__YOUR GOAL__: Exactly reproduce all the records, keeping pictures out of the copy.

__EXERCISE MATERIALS__:
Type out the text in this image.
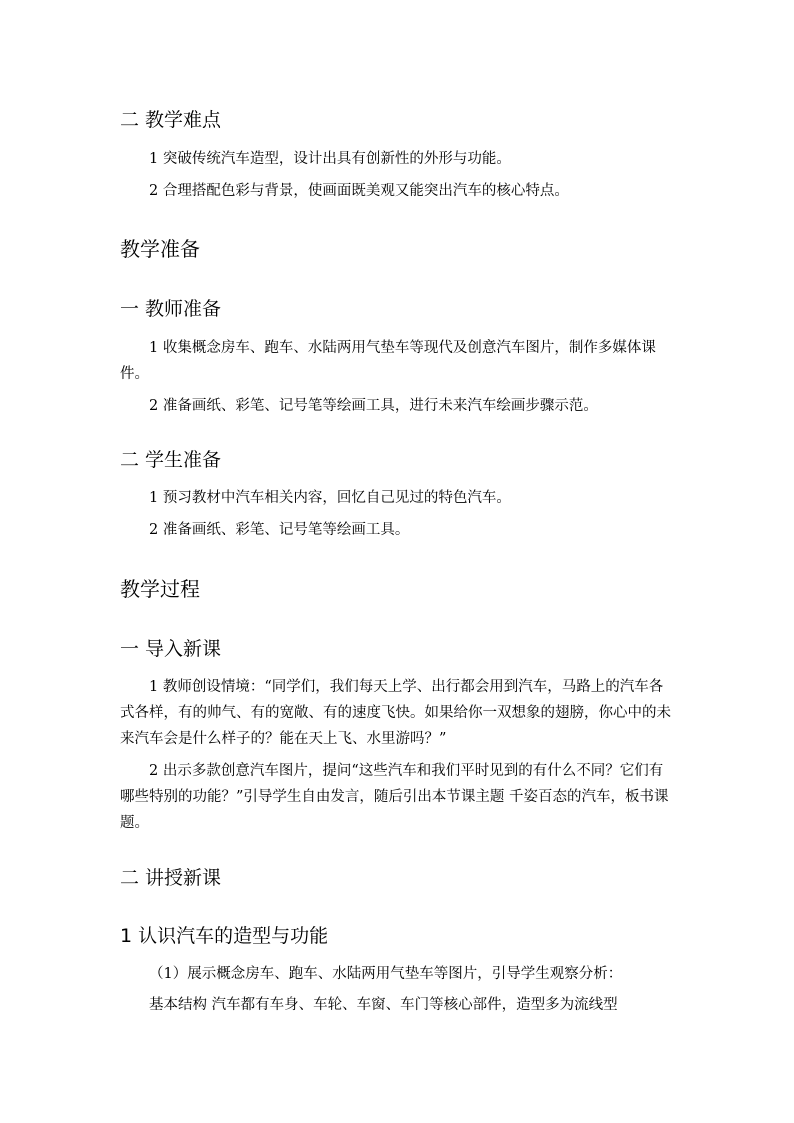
二 教学难点

1 突破传统汽车造型，设计出具有创新性的外形与功能。

2 合理搭配色彩与背景，使画面既美观又能突出汽车的核心特点。

教学准备
一 教师准备

1 收集概念房车、跑车、水陆两用气垫车等现代及创意汽车图片，制作多媒体课件。

2 准备画纸、彩笔、记号笔等绘画工具，进行未来汽车绘画步骤示范。

二 学生准备

1 预习教材中汽车相关内容，回忆自己见过的特色汽车。

2 准备画纸、彩笔、记号笔等绘画工具。

教学过程
一 导入新课

1 教师创设情境：“同学们，我们每天上学、出行都会用到汽车，马路上的汽车各式各样，有的帅气、有的宽敞、有的速度飞快。如果给你一双想象的翅膀，你心中的未来汽车会是什么样子的？能在天上飞、水里游吗？”

2 出示多款创意汽车图片，提问“这些汽车和我们平时见到的有什么不同？它们有哪些特别的功能？”引导学生自由发言，随后引出本节课主题 千姿百态的汽车，板书课题。

二 讲授新课
1 认识汽车的造型与功能

（1）展示概念房车、跑车、水陆两用气垫车等图片，引导学生观察分析：

基本结构 汽车都有车身、车轮、车窗、车门等核心部件，造型多为流线型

__RESULT FOR THIS EXERCISE__:
Type out the text in this image.
二 教学难点

1 突破传统汽车造型，设计出具有创新性的外形与功能。

2 合理搭配色彩与背景，使画面既美观又能突出汽车的核心特点。

教学准备
一 教师准备

1 收集概念房车、跑车、水陆两用气垫车等现代及创意汽车图片，制作多媒体课件。

2 准备画纸、彩笔、记号笔等绘画工具，进行未来汽车绘画步骤示范。

二 学生准备

1 预习教材中汽车相关内容，回忆自己见过的特色汽车。

2 准备画纸、彩笔、记号笔等绘画工具。

教学过程
一 导入新课

1 教师创设情境：“同学们，我们每天上学、出行都会用到汽车，马路上的汽车各式各样，有的帅气、有的宽敞、有的速度飞快。如果给你一双想象的翅膀，你心中的未来汽车会是什么样子的？能在天上飞、水里游吗？”

2 出示多款创意汽车图片，提问“这些汽车和我们平时见到的有什么不同？它们有哪些特别的功能？”引导学生自由发言，随后引出本节课主题 千姿百态的汽车，板书课题。

二 讲授新课
1 认识汽车的造型与功能

（1）展示概念房车、跑车、水陆两用气垫车等图片，引导学生观察分析：

基本结构 汽车都有车身、车轮、车窗、车门等核心部件，造型多为流线型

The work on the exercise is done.